## Provided records
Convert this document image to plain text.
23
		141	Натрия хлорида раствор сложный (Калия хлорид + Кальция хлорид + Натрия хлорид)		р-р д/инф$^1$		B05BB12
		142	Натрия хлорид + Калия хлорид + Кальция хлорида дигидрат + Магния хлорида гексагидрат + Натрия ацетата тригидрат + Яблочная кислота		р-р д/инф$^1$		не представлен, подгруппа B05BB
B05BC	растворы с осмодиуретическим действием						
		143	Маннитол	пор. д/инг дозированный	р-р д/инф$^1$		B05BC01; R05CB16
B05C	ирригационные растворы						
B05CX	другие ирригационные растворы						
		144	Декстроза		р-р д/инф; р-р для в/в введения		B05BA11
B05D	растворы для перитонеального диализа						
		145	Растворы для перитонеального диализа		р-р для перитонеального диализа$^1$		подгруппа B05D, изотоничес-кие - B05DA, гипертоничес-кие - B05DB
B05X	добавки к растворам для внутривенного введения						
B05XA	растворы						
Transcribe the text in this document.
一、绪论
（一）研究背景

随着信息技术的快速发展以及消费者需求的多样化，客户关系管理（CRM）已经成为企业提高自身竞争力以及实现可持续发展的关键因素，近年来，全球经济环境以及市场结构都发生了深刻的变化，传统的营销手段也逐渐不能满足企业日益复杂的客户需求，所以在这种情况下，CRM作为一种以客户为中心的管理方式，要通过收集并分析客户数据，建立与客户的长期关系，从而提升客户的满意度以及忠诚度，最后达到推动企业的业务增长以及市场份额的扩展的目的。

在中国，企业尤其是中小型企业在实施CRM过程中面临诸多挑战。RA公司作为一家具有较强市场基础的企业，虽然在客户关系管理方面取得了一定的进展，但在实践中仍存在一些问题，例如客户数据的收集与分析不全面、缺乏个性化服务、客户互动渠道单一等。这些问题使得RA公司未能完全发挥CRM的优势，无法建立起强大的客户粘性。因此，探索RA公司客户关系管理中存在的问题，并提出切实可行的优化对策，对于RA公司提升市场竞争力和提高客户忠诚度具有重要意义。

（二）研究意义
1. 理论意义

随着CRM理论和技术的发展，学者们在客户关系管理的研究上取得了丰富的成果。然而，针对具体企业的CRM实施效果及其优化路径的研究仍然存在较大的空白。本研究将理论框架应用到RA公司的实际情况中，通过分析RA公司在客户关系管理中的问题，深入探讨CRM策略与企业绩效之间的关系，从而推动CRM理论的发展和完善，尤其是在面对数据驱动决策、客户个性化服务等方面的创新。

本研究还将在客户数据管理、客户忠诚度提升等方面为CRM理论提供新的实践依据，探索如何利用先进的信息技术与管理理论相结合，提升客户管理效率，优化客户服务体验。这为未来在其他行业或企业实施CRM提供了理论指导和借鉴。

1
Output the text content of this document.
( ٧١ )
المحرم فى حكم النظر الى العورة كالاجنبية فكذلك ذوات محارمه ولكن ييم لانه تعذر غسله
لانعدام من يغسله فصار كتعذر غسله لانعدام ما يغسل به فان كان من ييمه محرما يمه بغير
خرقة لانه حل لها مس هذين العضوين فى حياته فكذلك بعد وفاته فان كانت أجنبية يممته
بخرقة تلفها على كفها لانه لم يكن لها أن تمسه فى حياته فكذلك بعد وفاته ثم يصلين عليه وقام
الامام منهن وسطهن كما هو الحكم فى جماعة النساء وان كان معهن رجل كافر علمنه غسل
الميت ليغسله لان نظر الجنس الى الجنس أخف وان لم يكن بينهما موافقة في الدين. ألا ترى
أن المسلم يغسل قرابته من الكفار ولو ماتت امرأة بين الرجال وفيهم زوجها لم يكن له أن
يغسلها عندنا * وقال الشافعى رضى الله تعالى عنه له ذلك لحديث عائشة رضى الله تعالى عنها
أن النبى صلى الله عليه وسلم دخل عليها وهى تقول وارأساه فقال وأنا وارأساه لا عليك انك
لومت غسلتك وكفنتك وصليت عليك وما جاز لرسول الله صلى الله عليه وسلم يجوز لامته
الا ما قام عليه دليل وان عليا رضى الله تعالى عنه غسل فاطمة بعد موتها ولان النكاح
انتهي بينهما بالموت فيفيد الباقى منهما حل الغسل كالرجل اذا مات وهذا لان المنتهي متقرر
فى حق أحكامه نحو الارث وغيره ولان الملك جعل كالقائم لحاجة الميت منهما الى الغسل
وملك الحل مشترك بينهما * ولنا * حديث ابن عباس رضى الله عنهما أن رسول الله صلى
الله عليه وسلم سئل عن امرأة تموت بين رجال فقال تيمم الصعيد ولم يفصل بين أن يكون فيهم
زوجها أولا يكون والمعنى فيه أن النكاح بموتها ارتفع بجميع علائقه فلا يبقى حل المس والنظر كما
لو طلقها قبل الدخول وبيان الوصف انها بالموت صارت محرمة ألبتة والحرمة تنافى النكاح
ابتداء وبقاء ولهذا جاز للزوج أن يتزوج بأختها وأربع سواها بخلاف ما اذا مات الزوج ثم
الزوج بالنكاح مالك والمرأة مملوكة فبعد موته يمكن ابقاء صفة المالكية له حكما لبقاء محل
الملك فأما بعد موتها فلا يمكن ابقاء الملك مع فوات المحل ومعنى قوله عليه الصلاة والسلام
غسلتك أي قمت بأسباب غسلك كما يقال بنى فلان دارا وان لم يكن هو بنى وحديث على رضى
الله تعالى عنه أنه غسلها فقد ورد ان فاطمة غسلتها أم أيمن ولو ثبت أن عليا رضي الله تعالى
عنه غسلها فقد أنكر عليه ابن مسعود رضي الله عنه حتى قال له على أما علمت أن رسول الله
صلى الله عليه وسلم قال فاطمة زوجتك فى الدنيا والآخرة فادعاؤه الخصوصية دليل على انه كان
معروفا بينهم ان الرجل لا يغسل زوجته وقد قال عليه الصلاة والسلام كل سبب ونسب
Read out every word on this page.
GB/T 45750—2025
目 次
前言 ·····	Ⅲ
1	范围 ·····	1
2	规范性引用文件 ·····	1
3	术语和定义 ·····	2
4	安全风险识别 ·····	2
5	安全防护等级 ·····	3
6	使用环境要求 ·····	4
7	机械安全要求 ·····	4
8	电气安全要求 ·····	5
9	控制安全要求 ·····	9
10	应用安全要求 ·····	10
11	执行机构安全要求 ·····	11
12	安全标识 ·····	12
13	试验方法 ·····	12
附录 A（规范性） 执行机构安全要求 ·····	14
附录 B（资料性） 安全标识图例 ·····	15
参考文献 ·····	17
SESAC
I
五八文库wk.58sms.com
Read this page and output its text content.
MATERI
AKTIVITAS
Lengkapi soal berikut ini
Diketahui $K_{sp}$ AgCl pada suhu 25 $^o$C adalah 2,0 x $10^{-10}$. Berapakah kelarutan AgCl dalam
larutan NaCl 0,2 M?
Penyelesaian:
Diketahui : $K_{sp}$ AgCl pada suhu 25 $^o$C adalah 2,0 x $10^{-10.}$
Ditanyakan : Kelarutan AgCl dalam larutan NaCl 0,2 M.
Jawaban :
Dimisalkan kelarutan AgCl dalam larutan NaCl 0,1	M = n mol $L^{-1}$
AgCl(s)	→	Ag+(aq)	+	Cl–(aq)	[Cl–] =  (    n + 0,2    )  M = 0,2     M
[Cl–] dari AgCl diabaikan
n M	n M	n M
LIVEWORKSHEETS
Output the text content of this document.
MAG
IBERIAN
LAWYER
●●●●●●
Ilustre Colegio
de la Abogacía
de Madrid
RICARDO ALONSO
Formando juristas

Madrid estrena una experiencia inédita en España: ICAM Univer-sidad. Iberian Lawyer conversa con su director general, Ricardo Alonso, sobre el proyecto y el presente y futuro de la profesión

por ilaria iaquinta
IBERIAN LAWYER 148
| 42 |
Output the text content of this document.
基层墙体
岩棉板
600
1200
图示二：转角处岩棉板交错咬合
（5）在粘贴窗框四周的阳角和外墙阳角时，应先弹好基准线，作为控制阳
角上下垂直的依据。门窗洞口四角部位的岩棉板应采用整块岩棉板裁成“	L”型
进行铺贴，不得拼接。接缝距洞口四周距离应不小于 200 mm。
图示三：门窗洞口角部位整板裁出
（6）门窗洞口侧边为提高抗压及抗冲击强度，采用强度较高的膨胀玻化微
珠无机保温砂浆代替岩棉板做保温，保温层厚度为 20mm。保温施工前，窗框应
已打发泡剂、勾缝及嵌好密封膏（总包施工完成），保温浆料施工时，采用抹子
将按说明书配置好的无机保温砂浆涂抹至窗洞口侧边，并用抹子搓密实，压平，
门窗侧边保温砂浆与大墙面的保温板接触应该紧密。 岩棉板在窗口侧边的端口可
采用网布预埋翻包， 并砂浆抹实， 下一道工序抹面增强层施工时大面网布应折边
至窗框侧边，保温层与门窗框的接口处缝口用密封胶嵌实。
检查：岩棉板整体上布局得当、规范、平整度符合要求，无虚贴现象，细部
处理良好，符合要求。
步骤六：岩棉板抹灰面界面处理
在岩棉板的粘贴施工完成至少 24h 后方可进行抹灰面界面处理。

## Aim
Report the number of lines that include the string "Натрия"; return nothing but the count.

## Result for this task
2